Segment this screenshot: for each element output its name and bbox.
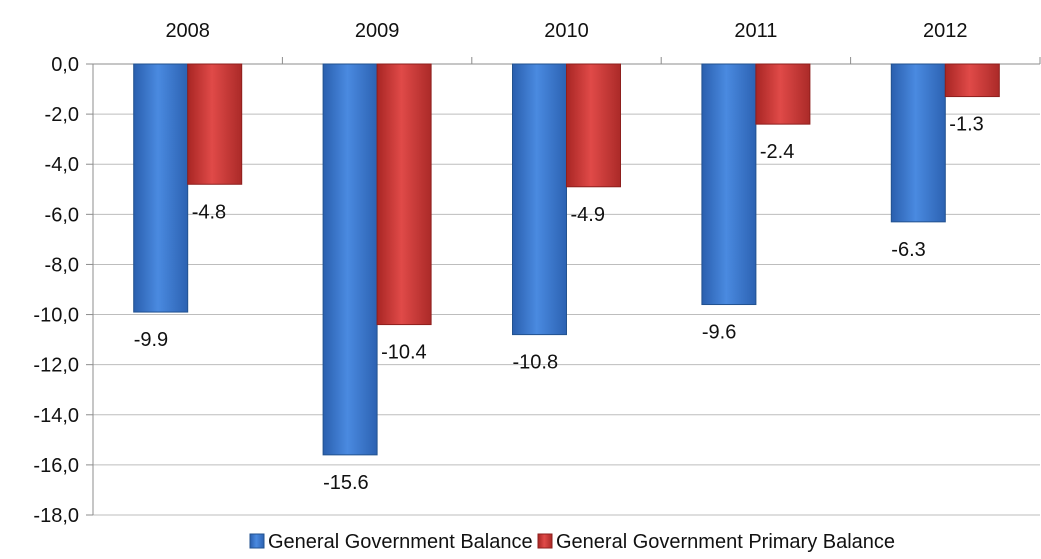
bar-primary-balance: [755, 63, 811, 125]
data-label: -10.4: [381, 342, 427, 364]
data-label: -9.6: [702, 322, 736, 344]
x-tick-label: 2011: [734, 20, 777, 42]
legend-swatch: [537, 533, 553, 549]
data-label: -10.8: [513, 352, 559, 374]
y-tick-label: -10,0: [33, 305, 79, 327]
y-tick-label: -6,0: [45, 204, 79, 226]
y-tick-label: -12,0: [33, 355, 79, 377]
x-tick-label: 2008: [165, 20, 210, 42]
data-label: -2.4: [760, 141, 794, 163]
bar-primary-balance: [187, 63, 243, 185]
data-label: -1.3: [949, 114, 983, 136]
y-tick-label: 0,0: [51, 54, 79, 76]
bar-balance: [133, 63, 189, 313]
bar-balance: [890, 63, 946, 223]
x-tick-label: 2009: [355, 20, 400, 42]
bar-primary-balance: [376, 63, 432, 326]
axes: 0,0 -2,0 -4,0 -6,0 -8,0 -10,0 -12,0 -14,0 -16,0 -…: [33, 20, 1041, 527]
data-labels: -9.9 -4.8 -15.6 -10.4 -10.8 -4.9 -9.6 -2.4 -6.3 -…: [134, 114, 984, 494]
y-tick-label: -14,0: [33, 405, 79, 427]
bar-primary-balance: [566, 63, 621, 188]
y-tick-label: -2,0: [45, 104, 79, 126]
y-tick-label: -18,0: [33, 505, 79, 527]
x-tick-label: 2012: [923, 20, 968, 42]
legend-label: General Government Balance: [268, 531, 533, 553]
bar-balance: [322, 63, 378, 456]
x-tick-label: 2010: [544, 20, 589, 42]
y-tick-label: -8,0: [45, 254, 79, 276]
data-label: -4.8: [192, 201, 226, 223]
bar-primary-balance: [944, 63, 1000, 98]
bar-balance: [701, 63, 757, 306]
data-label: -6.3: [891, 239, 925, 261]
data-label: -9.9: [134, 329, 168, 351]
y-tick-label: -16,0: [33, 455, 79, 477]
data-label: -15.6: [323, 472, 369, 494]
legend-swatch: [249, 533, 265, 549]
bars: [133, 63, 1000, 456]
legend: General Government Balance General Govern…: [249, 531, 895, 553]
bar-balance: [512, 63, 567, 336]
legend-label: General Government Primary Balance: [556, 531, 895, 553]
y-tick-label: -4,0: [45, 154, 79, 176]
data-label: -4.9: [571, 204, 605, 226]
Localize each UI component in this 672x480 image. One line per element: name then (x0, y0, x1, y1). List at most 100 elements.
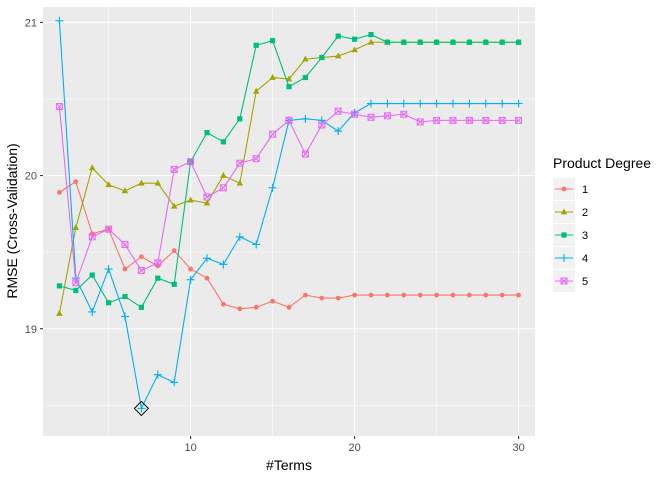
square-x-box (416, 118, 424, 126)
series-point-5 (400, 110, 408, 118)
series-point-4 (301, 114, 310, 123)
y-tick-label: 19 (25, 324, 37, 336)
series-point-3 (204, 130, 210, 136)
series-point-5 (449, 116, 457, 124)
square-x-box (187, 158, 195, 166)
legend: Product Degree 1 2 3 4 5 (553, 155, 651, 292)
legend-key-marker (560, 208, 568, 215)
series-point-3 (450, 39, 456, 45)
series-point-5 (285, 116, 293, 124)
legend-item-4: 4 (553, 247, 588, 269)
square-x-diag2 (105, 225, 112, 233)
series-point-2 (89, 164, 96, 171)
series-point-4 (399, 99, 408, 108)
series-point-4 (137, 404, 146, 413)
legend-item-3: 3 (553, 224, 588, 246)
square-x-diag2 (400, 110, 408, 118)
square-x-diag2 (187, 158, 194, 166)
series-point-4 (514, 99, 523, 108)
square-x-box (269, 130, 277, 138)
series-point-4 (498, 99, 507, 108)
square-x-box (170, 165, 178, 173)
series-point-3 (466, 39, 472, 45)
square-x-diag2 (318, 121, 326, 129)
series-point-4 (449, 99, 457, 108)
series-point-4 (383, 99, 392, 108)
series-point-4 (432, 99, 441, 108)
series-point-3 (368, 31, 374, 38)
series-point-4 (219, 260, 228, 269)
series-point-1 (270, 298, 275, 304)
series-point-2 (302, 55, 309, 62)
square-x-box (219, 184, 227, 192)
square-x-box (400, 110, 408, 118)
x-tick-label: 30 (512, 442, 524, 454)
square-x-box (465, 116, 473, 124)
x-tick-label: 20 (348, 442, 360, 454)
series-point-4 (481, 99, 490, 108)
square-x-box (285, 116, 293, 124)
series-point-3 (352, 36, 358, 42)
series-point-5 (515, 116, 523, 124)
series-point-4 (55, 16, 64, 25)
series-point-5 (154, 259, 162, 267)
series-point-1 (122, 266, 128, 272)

*Required task*
Rewrite both records above, swapping "bbox" for "bounding box" and leaving every other word as it stands. Omit the pictures.

*Result for this exercise*
Segment this screenshot: for each element output its name and bounding box.
bar-primary-balance: [755, 63, 811, 125]
data-label: -10.4: [381, 342, 427, 364]
data-label: -9.6: [702, 322, 736, 344]
x-tick-label: 2011: [734, 20, 777, 42]
legend-swatch: [537, 533, 553, 549]
data-label: -10.8: [513, 352, 559, 374]
y-tick-label: -10,0: [33, 305, 79, 327]
y-tick-label: -6,0: [45, 204, 79, 226]
y-tick-label: -12,0: [33, 355, 79, 377]
x-tick-label: 2008: [165, 20, 210, 42]
data-label: -2.4: [760, 141, 794, 163]
bar-primary-balance: [187, 63, 243, 185]
data-label: -1.3: [949, 114, 983, 136]
y-tick-label: 0,0: [51, 54, 79, 76]
bar-balance: [133, 63, 189, 313]
bar-balance: [890, 63, 946, 223]
x-tick-label: 2009: [355, 20, 400, 42]
bar-primary-balance: [376, 63, 432, 326]
axes: 0,0 -2,0 -4,0 -6,0 -8,0 -10,0 -12,0 -14,0 -16,0 -…: [33, 20, 1041, 527]
data-labels: -9.9 -4.8 -15.6 -10.4 -10.8 -4.9 -9.6 -2.4 -6.3 -…: [134, 114, 984, 494]
y-tick-label: -14,0: [33, 405, 79, 427]
bar-primary-balance: [566, 63, 621, 188]
y-tick-label: -2,0: [45, 104, 79, 126]
y-tick-label: -18,0: [33, 505, 79, 527]
x-tick-label: 2012: [923, 20, 968, 42]
legend-label: General Government Balance: [268, 531, 533, 553]
bar-balance: [322, 63, 378, 456]
x-tick-label: 2010: [544, 20, 589, 42]
y-tick-label: -8,0: [45, 254, 79, 276]
data-label: -4.8: [192, 201, 226, 223]
bar-primary-balance: [944, 63, 1000, 98]
bar-balance: [701, 63, 757, 306]
data-label: -6.3: [891, 239, 925, 261]
data-label: -9.9: [134, 329, 168, 351]
y-tick-label: -16,0: [33, 455, 79, 477]
data-label: -15.6: [323, 472, 369, 494]
legend-swatch: [249, 533, 265, 549]
bars: [133, 63, 1000, 456]
legend: General Government Balance General Govern…: [249, 531, 895, 553]
bar-balance: [512, 63, 567, 336]
legend-label: General Government Primary Balance: [556, 531, 895, 553]
y-tick-label: -4,0: [45, 154, 79, 176]
data-label: -4.9: [571, 204, 605, 226]
Localize each UI component in this 672x480 image. One line per element: name then (x0, y0, x1, y1). List at most 100 elements.
square-x-box (416, 118, 424, 126)
series-point-5 (400, 110, 408, 118)
series-point-4 (301, 114, 310, 123)
y-tick-label: 19 (25, 324, 37, 336)
series-point-3 (204, 130, 210, 136)
series-point-5 (449, 116, 457, 124)
square-x-box (187, 158, 195, 166)
legend: Product Degree 1 2 3 4 5 (553, 155, 651, 292)
legend-key-marker (560, 208, 568, 215)
series-point-3 (450, 39, 456, 45)
series-point-5 (285, 116, 293, 124)
legend-item-4: 4 (553, 247, 588, 269)
square-x-diag2 (105, 225, 112, 233)
series-point-2 (89, 164, 96, 171)
series-point-4 (399, 99, 408, 108)
series-point-4 (137, 404, 146, 413)
legend-item-3: 3 (553, 224, 588, 246)
square-x-diag2 (400, 110, 408, 118)
square-x-diag2 (187, 158, 194, 166)
series-point-4 (514, 99, 523, 108)
square-x-box (269, 130, 277, 138)
series-point-4 (498, 99, 507, 108)
square-x-box (170, 165, 178, 173)
series-point-3 (466, 39, 472, 45)
square-x-diag2 (318, 121, 326, 129)
series-point-4 (449, 99, 457, 108)
series-point-4 (383, 99, 392, 108)
series-point-4 (432, 99, 441, 108)
series-point-3 (368, 31, 374, 38)
series-point-4 (219, 260, 228, 269)
series-point-1 (270, 298, 275, 304)
series-point-2 (302, 55, 309, 62)
square-x-box (219, 184, 227, 192)
square-x-box (400, 110, 408, 118)
x-tick-label: 30 (512, 442, 524, 454)
square-x-box (465, 116, 473, 124)
x-tick-label: 20 (348, 442, 360, 454)
series-point-4 (481, 99, 490, 108)
square-x-box (285, 116, 293, 124)
series-point-3 (352, 36, 358, 42)
series-point-5 (515, 116, 523, 124)
series-point-4 (55, 16, 64, 25)
series-point-5 (154, 259, 162, 267)
series-point-1 (122, 266, 128, 272)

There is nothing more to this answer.